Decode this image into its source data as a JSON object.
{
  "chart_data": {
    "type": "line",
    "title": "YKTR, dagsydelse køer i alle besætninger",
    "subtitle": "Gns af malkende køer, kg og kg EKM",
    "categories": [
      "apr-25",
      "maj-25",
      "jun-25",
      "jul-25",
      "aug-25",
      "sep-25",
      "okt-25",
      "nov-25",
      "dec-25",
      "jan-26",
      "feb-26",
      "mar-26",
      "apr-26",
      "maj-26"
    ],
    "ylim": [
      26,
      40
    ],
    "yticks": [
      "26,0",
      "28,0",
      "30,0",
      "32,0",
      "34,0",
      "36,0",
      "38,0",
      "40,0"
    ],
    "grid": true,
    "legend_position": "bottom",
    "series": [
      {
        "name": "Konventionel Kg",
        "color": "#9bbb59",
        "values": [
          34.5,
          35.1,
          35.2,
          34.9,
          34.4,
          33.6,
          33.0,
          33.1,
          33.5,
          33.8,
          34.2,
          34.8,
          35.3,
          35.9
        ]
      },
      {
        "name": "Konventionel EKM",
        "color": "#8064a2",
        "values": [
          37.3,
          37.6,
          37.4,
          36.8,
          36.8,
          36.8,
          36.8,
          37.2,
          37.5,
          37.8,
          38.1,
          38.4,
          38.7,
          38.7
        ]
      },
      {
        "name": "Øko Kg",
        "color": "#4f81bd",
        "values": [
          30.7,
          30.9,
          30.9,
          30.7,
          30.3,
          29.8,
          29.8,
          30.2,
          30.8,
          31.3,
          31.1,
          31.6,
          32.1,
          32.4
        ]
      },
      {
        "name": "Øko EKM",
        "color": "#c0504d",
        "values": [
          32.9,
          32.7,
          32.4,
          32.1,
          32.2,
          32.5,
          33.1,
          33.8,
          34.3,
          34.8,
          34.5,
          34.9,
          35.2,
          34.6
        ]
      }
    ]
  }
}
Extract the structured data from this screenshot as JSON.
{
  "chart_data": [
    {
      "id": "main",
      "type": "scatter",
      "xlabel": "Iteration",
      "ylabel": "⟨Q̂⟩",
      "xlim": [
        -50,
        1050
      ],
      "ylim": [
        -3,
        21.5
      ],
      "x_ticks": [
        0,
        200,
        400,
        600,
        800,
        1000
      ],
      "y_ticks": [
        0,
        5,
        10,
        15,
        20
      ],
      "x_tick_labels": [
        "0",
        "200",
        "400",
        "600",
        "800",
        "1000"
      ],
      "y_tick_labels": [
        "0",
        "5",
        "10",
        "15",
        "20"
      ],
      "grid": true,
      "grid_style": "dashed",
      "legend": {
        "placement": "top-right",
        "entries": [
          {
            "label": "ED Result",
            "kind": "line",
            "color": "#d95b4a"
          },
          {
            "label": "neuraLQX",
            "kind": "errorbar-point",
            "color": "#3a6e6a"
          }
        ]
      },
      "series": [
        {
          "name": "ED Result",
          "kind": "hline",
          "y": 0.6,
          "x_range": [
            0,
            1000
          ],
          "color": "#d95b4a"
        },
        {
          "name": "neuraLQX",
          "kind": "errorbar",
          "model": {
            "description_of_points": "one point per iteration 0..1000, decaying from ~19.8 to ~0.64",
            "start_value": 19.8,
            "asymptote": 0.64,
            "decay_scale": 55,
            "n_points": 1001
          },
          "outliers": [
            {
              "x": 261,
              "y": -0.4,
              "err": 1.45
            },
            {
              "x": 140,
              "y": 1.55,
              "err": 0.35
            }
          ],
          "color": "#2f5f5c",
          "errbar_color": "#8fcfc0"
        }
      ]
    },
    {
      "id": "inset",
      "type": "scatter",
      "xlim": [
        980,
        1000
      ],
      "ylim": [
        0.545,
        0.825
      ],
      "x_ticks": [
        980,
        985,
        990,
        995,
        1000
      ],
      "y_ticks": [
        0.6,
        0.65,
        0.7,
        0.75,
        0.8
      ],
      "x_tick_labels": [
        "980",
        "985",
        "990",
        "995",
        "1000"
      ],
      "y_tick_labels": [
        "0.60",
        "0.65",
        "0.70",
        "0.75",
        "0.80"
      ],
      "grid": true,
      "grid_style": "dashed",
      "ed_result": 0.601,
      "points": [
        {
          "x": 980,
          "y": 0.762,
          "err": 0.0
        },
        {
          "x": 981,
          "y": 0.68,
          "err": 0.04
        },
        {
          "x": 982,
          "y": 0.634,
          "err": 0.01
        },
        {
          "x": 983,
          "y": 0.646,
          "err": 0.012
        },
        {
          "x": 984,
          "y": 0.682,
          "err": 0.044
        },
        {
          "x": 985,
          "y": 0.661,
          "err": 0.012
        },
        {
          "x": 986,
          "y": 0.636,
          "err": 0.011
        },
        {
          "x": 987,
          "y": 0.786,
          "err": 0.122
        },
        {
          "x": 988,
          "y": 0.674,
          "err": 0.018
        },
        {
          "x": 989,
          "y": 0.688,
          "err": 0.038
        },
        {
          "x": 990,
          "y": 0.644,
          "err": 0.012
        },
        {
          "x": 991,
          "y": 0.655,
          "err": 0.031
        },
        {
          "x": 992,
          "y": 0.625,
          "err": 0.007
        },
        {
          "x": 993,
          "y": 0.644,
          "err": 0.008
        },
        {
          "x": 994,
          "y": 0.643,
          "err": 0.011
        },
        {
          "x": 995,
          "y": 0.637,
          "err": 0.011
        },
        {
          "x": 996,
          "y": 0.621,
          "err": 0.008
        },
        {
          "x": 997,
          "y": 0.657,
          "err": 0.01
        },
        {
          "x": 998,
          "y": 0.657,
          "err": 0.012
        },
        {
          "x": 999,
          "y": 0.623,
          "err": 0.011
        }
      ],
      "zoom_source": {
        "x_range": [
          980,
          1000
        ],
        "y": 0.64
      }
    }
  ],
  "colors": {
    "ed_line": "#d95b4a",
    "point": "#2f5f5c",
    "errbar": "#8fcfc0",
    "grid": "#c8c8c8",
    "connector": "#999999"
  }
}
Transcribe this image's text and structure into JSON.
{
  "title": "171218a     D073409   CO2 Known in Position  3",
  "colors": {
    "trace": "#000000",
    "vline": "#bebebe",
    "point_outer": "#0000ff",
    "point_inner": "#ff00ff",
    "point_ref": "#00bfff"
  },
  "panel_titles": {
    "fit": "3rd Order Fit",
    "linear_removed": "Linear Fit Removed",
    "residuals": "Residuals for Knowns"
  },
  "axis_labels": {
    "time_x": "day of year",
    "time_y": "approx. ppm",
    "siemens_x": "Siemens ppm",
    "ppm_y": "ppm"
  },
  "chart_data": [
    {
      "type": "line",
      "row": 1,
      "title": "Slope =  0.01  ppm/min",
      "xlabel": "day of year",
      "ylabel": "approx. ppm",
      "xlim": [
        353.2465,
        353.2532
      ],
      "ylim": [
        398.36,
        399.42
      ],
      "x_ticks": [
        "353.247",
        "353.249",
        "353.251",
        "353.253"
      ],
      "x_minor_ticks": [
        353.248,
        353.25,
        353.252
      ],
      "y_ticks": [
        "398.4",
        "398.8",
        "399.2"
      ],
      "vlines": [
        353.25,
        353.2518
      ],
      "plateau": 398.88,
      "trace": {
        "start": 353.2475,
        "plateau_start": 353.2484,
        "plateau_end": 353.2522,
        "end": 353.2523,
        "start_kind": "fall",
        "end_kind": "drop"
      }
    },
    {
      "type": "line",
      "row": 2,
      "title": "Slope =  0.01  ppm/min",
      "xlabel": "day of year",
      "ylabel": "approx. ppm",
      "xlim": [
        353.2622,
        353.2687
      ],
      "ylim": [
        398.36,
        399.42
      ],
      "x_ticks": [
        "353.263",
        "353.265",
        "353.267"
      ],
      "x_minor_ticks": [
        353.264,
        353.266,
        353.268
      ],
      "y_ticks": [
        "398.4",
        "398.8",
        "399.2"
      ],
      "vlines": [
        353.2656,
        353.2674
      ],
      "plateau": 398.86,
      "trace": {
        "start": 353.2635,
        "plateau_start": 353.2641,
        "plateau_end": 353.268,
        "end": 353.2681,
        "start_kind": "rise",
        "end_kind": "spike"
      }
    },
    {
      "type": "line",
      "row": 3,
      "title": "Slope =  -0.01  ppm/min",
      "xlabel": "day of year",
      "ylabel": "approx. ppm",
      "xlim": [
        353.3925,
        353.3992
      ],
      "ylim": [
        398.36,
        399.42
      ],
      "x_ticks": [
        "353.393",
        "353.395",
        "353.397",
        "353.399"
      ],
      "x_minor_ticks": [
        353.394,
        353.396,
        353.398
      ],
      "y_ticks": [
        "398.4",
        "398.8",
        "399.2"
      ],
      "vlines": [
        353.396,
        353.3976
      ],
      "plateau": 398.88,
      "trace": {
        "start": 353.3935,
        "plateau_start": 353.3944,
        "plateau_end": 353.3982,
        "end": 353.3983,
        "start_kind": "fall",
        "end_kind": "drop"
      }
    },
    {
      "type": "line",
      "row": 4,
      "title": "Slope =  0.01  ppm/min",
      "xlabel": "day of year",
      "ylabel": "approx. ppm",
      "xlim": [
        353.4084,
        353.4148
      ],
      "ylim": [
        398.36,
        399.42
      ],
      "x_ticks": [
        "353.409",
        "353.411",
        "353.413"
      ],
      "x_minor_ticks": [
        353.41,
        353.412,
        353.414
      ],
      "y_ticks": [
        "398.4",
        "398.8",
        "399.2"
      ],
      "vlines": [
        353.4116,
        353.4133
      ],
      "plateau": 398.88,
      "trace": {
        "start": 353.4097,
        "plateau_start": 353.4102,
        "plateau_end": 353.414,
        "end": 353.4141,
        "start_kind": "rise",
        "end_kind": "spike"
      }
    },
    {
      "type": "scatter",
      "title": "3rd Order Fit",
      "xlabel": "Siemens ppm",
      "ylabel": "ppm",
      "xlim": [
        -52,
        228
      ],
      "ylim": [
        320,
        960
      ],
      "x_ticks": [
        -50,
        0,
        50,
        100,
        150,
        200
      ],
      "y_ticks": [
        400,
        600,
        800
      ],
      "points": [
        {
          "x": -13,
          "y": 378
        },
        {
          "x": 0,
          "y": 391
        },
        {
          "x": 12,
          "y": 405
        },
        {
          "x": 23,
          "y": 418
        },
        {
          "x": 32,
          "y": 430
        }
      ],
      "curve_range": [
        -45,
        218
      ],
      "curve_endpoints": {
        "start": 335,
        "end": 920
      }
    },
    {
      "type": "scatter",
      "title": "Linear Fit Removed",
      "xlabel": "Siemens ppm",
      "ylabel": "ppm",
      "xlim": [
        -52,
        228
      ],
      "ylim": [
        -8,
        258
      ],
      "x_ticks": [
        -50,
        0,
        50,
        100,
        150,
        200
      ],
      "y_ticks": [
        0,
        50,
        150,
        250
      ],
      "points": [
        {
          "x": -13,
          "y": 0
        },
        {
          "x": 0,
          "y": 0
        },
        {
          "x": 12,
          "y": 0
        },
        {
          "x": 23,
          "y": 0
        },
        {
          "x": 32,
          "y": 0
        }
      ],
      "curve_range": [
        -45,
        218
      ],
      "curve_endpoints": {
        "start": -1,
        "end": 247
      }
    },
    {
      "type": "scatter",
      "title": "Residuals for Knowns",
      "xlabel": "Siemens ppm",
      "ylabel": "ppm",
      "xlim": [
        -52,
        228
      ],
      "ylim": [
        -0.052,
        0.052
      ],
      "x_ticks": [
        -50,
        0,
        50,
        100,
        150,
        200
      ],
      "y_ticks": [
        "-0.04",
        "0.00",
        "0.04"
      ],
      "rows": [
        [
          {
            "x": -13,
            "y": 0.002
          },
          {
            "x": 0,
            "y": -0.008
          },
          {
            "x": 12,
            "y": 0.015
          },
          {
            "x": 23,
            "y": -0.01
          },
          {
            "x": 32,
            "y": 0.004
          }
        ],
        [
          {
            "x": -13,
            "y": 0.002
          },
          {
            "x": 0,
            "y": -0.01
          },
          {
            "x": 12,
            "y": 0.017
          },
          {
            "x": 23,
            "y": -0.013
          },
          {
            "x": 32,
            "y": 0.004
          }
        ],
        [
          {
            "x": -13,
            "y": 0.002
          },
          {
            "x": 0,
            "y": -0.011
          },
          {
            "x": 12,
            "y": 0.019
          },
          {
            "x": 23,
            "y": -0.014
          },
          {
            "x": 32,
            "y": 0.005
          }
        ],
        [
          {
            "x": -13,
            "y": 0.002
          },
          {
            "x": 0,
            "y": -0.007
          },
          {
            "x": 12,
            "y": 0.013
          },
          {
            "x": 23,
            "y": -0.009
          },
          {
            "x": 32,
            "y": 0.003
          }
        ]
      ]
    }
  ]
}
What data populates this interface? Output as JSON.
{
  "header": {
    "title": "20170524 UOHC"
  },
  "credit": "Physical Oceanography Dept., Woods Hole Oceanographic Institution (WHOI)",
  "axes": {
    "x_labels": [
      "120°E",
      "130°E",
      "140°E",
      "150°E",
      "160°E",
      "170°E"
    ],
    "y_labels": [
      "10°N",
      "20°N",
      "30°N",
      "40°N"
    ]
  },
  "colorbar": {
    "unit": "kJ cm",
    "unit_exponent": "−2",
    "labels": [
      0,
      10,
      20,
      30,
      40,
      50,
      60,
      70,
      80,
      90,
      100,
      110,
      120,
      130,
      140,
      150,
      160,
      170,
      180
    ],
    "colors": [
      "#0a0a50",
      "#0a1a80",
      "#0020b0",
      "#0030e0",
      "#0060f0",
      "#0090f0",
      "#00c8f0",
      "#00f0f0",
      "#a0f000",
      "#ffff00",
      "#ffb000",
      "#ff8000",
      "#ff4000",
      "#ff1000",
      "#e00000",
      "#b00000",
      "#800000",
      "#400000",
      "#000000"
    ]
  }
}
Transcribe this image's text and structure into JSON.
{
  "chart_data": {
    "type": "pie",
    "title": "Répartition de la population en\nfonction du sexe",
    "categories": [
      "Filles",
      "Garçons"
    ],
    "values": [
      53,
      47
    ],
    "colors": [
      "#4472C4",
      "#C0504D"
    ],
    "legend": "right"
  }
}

════════════════

PROBLEM TO WORK ON: Where a line above holds the string "Konventionel", show that line.

RESPONSE BELOW:
        "name": "Konventionel Kg",
        "name": "Konventionel EKM",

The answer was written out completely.